▸ **Short problem**
Set down the material once more, exactly as it appears.

▸ **Material supplied**
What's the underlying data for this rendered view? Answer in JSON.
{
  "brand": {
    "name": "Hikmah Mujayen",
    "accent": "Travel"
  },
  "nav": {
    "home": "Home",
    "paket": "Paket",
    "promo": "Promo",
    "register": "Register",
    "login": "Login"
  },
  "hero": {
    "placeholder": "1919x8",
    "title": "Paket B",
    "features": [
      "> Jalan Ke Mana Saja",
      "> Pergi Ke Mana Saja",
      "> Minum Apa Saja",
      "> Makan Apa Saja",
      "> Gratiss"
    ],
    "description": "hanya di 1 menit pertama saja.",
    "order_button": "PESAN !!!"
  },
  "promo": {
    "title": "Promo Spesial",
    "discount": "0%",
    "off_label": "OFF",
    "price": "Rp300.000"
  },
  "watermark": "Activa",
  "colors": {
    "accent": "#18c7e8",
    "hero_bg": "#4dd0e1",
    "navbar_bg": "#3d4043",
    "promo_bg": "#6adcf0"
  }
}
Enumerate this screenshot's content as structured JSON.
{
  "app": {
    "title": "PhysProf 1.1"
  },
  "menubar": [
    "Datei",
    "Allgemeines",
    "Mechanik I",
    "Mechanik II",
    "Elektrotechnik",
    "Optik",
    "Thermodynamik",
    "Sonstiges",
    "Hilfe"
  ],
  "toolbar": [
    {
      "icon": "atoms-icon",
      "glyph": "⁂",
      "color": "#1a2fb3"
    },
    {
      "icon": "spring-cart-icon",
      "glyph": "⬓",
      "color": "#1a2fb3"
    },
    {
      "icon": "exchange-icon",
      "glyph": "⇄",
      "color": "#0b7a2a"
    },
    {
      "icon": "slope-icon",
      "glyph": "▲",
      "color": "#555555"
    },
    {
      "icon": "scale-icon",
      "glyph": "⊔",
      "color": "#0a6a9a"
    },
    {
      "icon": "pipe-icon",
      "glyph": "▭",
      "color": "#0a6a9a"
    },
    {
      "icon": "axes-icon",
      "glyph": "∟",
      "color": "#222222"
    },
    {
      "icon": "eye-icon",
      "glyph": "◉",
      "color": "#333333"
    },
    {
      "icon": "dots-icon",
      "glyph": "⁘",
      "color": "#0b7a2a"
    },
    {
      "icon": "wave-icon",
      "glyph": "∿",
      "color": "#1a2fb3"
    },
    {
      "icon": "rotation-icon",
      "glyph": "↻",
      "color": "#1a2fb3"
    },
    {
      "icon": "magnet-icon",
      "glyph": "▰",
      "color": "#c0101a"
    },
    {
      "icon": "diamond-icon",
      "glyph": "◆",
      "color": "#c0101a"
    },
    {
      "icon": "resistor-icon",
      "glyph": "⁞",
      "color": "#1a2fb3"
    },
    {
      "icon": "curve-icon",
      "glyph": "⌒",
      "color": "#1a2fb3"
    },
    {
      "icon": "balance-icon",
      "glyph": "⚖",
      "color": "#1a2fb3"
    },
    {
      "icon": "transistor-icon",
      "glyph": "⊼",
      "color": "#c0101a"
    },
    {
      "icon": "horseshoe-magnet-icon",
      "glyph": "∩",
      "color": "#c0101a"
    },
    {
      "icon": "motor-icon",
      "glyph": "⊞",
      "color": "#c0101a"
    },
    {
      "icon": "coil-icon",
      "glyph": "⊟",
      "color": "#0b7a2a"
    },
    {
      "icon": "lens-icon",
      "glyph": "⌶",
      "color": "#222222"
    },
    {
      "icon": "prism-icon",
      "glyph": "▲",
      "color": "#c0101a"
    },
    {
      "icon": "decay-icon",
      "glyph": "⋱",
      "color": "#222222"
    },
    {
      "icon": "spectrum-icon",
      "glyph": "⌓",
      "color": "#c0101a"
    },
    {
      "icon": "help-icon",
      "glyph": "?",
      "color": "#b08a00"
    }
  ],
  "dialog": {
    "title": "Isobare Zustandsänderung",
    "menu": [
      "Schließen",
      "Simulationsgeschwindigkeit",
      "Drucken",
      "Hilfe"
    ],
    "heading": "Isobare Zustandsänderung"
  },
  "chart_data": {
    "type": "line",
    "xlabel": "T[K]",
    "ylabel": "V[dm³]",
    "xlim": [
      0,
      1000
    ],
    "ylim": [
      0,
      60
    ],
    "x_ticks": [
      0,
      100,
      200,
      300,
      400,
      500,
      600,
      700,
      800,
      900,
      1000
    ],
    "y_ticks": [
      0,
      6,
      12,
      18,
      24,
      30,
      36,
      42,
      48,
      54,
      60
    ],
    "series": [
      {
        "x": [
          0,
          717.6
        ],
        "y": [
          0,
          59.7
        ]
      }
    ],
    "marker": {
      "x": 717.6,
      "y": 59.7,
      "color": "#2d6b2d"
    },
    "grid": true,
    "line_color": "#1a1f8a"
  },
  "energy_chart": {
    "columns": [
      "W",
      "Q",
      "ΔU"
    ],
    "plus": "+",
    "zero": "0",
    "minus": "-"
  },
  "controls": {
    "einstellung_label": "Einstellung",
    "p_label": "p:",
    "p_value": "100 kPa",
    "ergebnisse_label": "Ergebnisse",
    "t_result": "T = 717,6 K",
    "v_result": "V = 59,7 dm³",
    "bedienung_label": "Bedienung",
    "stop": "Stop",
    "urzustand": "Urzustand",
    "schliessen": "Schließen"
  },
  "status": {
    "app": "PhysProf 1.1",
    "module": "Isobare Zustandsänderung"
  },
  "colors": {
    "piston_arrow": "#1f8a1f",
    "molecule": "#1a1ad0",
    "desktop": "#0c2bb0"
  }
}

▸ **Worked answer**
What's the underlying data for this rendered view? Answer in JSON.
{
  "brand": {
    "name": "Hikmah Mujayen",
    "accent": "Travel"
  },
  "nav": {
    "home": "Home",
    "paket": "Paket",
    "promo": "Promo",
    "register": "Register",
    "login": "Login"
  },
  "hero": {
    "placeholder": "1919x8",
    "title": "Paket B",
    "features": [
      "> Jalan Ke Mana Saja",
      "> Pergi Ke Mana Saja",
      "> Minum Apa Saja",
      "> Makan Apa Saja",
      "> Gratiss"
    ],
    "description": "hanya di 1 menit pertama saja.",
    "order_button": "PESAN !!!"
  },
  "promo": {
    "title": "Promo Spesial",
    "discount": "0%",
    "off_label": "OFF",
    "price": "Rp300.000"
  },
  "watermark": "Activa",
  "colors": {
    "accent": "#18c7e8",
    "hero_bg": "#4dd0e1",
    "navbar_bg": "#3d4043",
    "promo_bg": "#6adcf0"
  }
}
Enumerate this screenshot's content as structured JSON.
{
  "app": {
    "title": "PhysProf 1.1"
  },
  "menubar": [
    "Datei",
    "Allgemeines",
    "Mechanik I",
    "Mechanik II",
    "Elektrotechnik",
    "Optik",
    "Thermodynamik",
    "Sonstiges",
    "Hilfe"
  ],
  "toolbar": [
    {
      "icon": "atoms-icon",
      "glyph": "⁂",
      "color": "#1a2fb3"
    },
    {
      "icon": "spring-cart-icon",
      "glyph": "⬓",
      "color": "#1a2fb3"
    },
    {
      "icon": "exchange-icon",
      "glyph": "⇄",
      "color": "#0b7a2a"
    },
    {
      "icon": "slope-icon",
      "glyph": "▲",
      "color": "#555555"
    },
    {
      "icon": "scale-icon",
      "glyph": "⊔",
      "color": "#0a6a9a"
    },
    {
      "icon": "pipe-icon",
      "glyph": "▭",
      "color": "#0a6a9a"
    },
    {
      "icon": "axes-icon",
      "glyph": "∟",
      "color": "#222222"
    },
    {
      "icon": "eye-icon",
      "glyph": "◉",
      "color": "#333333"
    },
    {
      "icon": "dots-icon",
      "glyph": "⁘",
      "color": "#0b7a2a"
    },
    {
      "icon": "wave-icon",
      "glyph": "∿",
      "color": "#1a2fb3"
    },
    {
      "icon": "rotation-icon",
      "glyph": "↻",
      "color": "#1a2fb3"
    },
    {
      "icon": "magnet-icon",
      "glyph": "▰",
      "color": "#c0101a"
    },
    {
      "icon": "diamond-icon",
      "glyph": "◆",
      "color": "#c0101a"
    },
    {
      "icon": "resistor-icon",
      "glyph": "⁞",
      "color": "#1a2fb3"
    },
    {
      "icon": "curve-icon",
      "glyph": "⌒",
      "color": "#1a2fb3"
    },
    {
      "icon": "balance-icon",
      "glyph": "⚖",
      "color": "#1a2fb3"
    },
    {
      "icon": "transistor-icon",
      "glyph": "⊼",
      "color": "#c0101a"
    },
    {
      "icon": "horseshoe-magnet-icon",
      "glyph": "∩",
      "color": "#c0101a"
    },
    {
      "icon": "motor-icon",
      "glyph": "⊞",
      "color": "#c0101a"
    },
    {
      "icon": "coil-icon",
      "glyph": "⊟",
      "color": "#0b7a2a"
    },
    {
      "icon": "lens-icon",
      "glyph": "⌶",
      "color": "#222222"
    },
    {
      "icon": "prism-icon",
      "glyph": "▲",
      "color": "#c0101a"
    },
    {
      "icon": "decay-icon",
      "glyph": "⋱",
      "color": "#222222"
    },
    {
      "icon": "spectrum-icon",
      "glyph": "⌓",
      "color": "#c0101a"
    },
    {
      "icon": "help-icon",
      "glyph": "?",
      "color": "#b08a00"
    }
  ],
  "dialog": {
    "title": "Isobare Zustandsänderung",
    "menu": [
      "Schließen",
      "Simulationsgeschwindigkeit",
      "Drucken",
      "Hilfe"
    ],
    "heading": "Isobare Zustandsänderung"
  },
  "chart_data": {
    "type": "line",
    "xlabel": "T[K]",
    "ylabel": "V[dm³]",
    "xlim": [
      0,
      1000
    ],
    "ylim": [
      0,
      60
    ],
    "x_ticks": [
      0,
      100,
      200,
      300,
      400,
      500,
      600,
      700,
      800,
      900,
      1000
    ],
    "y_ticks": [
      0,
      6,
      12,
      18,
      24,
      30,
      36,
      42,
      48,
      54,
      60
    ],
    "series": [
      {
        "x": [
          0,
          717.6
        ],
        "y": [
          0,
          59.7
        ]
      }
    ],
    "marker": {
      "x": 717.6,
      "y": 59.7,
      "color": "#2d6b2d"
    },
    "grid": true,
    "line_color": "#1a1f8a"
  },
  "energy_chart": {
    "columns": [
      "W",
      "Q",
      "ΔU"
    ],
    "plus": "+",
    "zero": "0",
    "minus": "-"
  },
  "controls": {
    "einstellung_label": "Einstellung",
    "p_label": "p:",
    "p_value": "100 kPa",
    "ergebnisse_label": "Ergebnisse",
    "t_result": "T = 717,6 K",
    "v_result": "V = 59,7 dm³",
    "bedienung_label": "Bedienung",
    "stop": "Stop",
    "urzustand": "Urzustand",
    "schliessen": "Schließen"
  },
  "status": {
    "app": "PhysProf 1.1",
    "module": "Isobare Zustandsänderung"
  },
  "colors": {
    "piston_arrow": "#1f8a1f",
    "molecule": "#1a1ad0",
    "desktop": "#0c2bb0"
  }
}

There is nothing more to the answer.